◆ **Text block**:
···

Is the a11y tree built from the DOM, or built in parallel to the DOM? If it’s built from the DOM, then we should always expect the DOM to be ready before the a11y tree, and expect DOM changes to finish before a change in the a11y tree is finished. But if they’re built/updated in parallel, there might be some interesting opportunities for performance enhancement.


Unknown author:

Sometimes though, SRs also scrape the DOM directly. In most cases it's because SRs find that they can't get all the info they need from the APIs alone; this happens in particular when new HTML/5 elements become part of the spec and this is where ARIA fills the gap. Other times, SRs like ChromeVox bypass the a11y APIs completely and scrape the DOM directly. I'll refrain from commenting on this :) But more seriously Alice may have context as why ChromeVox is doing that.


Unknown author:

So, why do SRs wait for the a11y tree to be generated to 100%? I think there are 2 answers here: 1/ Because the a11y tree is a mess to generate in the first place and all OSs / SRs / browsers / a11y APIs do it slightly differently. Thus even the damn a11y tree is different from one combo to another. Which is why <a href="#" role="button"> is a link in JAWS (older versions) but a button in VO.

···

[Stored dataset items]
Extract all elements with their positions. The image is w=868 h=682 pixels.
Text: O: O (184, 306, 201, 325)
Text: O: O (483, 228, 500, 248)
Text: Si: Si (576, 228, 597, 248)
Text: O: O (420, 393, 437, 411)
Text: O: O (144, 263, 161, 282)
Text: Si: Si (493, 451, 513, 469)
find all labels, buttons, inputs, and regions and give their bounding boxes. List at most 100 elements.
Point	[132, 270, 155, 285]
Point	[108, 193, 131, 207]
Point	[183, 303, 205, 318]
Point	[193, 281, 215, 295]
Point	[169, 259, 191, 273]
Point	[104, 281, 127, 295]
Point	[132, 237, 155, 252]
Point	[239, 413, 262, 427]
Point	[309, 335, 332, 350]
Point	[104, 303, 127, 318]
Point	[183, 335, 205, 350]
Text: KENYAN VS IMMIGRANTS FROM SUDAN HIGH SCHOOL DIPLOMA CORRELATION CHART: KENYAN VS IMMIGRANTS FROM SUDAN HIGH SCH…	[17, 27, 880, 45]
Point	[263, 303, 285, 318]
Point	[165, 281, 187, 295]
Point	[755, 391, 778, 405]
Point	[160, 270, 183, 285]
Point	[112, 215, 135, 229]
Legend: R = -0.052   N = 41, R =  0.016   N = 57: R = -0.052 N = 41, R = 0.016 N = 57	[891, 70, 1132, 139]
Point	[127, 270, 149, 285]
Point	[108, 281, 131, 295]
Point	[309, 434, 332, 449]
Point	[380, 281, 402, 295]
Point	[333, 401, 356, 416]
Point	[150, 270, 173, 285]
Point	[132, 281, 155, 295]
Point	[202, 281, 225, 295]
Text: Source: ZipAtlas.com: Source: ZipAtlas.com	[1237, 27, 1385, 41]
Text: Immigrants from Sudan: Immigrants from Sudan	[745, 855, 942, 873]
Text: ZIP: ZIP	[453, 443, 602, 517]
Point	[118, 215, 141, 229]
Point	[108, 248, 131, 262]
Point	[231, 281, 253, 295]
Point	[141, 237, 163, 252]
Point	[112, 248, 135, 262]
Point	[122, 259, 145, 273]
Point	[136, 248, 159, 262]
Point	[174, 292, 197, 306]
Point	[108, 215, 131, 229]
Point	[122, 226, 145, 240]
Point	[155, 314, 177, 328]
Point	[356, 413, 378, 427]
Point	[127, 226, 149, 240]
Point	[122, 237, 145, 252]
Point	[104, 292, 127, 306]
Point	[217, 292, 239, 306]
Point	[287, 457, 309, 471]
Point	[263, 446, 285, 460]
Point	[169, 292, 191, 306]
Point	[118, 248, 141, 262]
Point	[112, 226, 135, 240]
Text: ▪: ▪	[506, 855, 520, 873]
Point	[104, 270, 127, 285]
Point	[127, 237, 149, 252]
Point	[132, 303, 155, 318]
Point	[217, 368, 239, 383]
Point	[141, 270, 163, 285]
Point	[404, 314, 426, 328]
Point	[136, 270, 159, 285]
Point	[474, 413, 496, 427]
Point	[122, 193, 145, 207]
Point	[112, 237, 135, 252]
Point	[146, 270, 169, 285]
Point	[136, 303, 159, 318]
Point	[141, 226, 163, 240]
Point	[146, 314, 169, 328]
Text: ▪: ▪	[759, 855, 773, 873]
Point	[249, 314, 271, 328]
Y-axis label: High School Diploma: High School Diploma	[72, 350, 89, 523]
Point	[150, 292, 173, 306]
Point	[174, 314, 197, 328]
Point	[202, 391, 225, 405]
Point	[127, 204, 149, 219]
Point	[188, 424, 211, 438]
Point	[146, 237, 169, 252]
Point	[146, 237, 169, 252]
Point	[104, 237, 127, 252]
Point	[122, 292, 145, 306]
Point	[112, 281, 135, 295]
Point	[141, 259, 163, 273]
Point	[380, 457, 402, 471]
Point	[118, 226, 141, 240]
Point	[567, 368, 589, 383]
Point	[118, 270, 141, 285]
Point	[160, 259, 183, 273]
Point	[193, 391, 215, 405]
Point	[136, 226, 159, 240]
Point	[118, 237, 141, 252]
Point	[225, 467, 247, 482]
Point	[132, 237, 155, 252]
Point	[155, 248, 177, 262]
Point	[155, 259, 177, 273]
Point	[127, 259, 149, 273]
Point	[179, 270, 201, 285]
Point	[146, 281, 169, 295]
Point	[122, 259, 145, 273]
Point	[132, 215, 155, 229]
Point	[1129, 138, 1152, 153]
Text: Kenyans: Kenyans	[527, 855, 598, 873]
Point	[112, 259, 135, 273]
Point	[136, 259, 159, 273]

···

◆ **Parts of the exercise**:
- A) Answer these questions from the accessibility tree discussion above the records:
(i) What does ChromeVox do with the a11y APIs?
(ii) According to the text, when in particular do SRs find that the APIs alone do not give them all the information they need?
(iii) How is <a href="#" role="button"> treated in VO?
- B) Go on with the accessibility tree discussion, which stands above the records, from its final sentence onward.

◆ **Per-task answers**:
- A)
(i) It bypasses them completely and scrapes the DOM directly.
(ii) When new HTML/5 elements become part of the spec.
(iii) As a button.

- B)
Dave:

This is…interesting. It sounds like if we actually wanted to look for improvements, there would be multiple fronts to target: 1) web devs who make potentially poorly performing sites, 2) gaps in web standards that lead to inconsistent implementations, 3) AT devs who make potentially poorly performing products. I think the place you’d get the most traction is with the standards, which would hopefully filter down to improvements from web and AT devs.


Unknown author:

I think that SRs feel they have enough on their hands just reading the damn a11y trees and building asynchonicity is unnecessary complexity. I have no idea what would happen or should happen if ATs don't wait for the a11y tree to be generated to 100%. Well, except for VO :)


Dave:

I don’t think an SR shouldn’t wait for the a11y tree to be built. I’m more curious if there are optimizations that can be made about when it starts getting built, how quickly it gets built, and what is sufficient for considering it done.


George:

But even when VO allows you to do some things (TAB is one of them) it tells you if stuff is not completely loaded. For example bring up a headings list (VO+U) while cnn.com is loading and it will first say "loading headings..." (or smth like that). On another note I think this is a good example of improved performance, or at least perceived improvement. And that's just because VO chose to be more asynchronous.

2/ Because some SRs are not very good at dealing with dynamic DOM tree changes (and by extension a11y tree changes). And they might interpret a partial tree as the full tree and SR users missing out on content.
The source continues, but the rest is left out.